====== The records ======
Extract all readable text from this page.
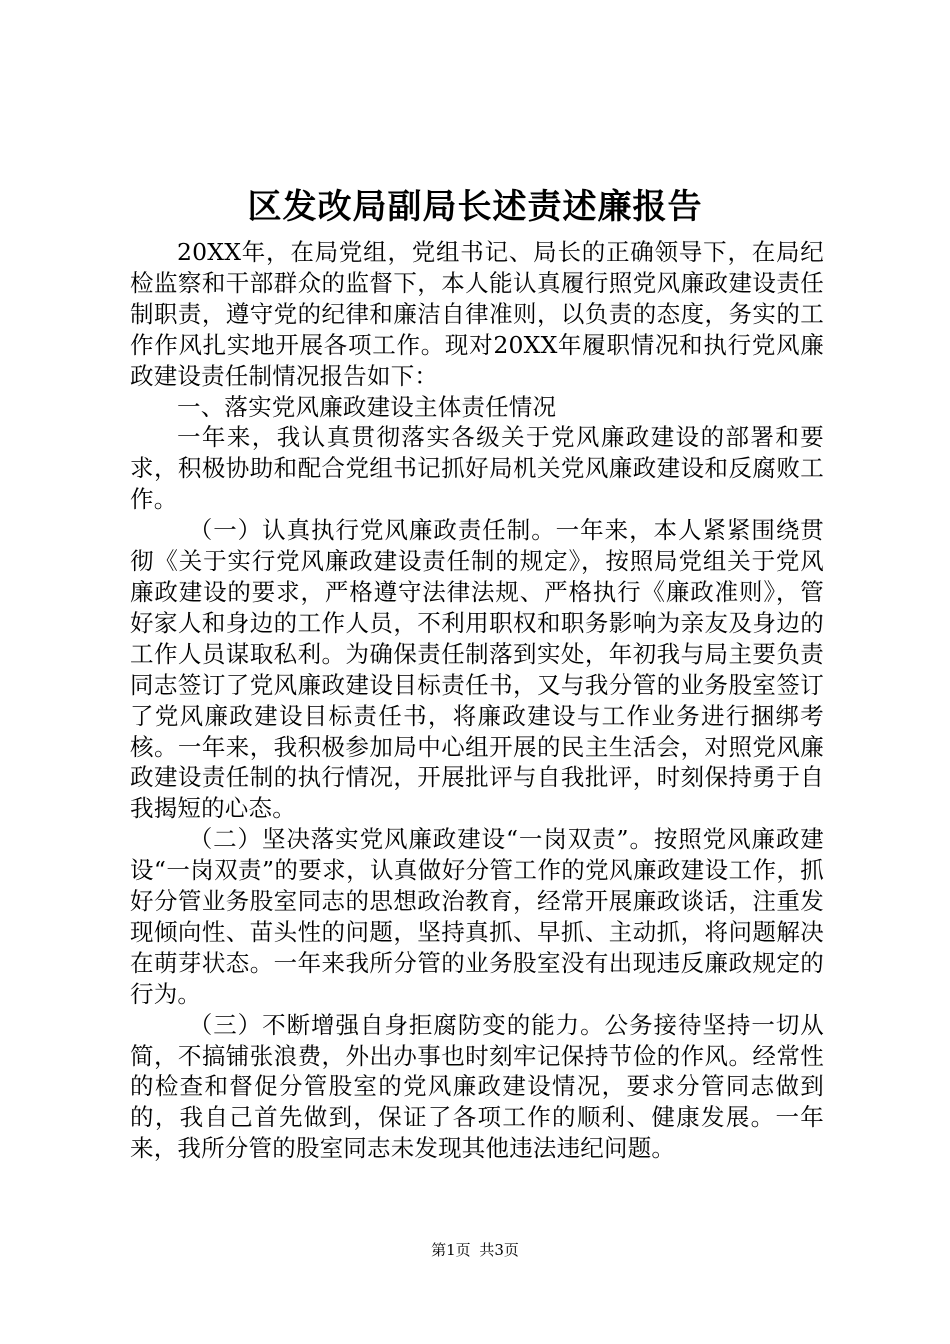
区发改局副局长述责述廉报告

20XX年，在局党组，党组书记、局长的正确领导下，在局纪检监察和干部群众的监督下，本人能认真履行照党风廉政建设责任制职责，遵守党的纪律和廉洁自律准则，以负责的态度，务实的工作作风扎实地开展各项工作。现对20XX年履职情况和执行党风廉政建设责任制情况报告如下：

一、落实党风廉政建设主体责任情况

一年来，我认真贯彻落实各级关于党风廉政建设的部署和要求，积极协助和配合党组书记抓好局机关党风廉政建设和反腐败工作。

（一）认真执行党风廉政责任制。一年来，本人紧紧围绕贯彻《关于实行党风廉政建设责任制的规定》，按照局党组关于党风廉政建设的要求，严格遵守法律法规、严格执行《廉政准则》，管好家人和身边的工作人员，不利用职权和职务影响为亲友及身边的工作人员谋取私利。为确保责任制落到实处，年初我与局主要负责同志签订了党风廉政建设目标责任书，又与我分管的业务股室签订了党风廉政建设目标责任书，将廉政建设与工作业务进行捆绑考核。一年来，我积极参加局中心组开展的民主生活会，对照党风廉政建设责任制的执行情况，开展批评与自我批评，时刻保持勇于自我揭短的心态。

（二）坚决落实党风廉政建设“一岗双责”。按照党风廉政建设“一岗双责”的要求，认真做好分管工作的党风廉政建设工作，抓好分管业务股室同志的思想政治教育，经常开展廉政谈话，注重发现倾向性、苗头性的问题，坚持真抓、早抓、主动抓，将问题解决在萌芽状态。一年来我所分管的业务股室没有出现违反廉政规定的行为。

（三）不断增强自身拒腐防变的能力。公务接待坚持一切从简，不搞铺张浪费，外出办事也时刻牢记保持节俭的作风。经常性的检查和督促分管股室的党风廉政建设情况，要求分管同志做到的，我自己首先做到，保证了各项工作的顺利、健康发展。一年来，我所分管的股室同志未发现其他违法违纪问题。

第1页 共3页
======
Copy the records exactly. Skip the pictures.

Extract all readable text from this page.
区发改局副局长述责述廉报告

20XX年，在局党组，党组书记、局长的正确领导下，在局纪检监察和干部群众的监督下，本人能认真履行照党风廉政建设责任制职责，遵守党的纪律和廉洁自律准则，以负责的态度，务实的工作作风扎实地开展各项工作。现对20XX年履职情况和执行党风廉政建设责任制情况报告如下：

一、落实党风廉政建设主体责任情况

一年来，我认真贯彻落实各级关于党风廉政建设的部署和要求，积极协助和配合党组书记抓好局机关党风廉政建设和反腐败工作。

（一）认真执行党风廉政责任制。一年来，本人紧紧围绕贯彻《关于实行党风廉政建设责任制的规定》，按照局党组关于党风廉政建设的要求，严格遵守法律法规、严格执行《廉政准则》，管好家人和身边的工作人员，不利用职权和职务影响为亲友及身边的工作人员谋取私利。为确保责任制落到实处，年初我与局主要负责同志签订了党风廉政建设目标责任书，又与我分管的业务股室签订了党风廉政建设目标责任书，将廉政建设与工作业务进行捆绑考核。一年来，我积极参加局中心组开展的民主生活会，对照党风廉政建设责任制的执行情况，开展批评与自我批评，时刻保持勇于自我揭短的心态。

（二）坚决落实党风廉政建设“一岗双责”。按照党风廉政建设“一岗双责”的要求，认真做好分管工作的党风廉政建设工作，抓好分管业务股室同志的思想政治教育，经常开展廉政谈话，注重发现倾向性、苗头性的问题，坚持真抓、早抓、主动抓，将问题解决在萌芽状态。一年来我所分管的业务股室没有出现违反廉政规定的行为。

（三）不断增强自身拒腐防变的能力。公务接待坚持一切从简，不搞铺张浪费，外出办事也时刻牢记保持节俭的作风。经常性的检查和督促分管股室的党风廉政建设情况，要求分管同志做到的，我自己首先做到，保证了各项工作的顺利、健康发展。一年来，我所分管的股室同志未发现其他违法违纪问题。

第1页 共3页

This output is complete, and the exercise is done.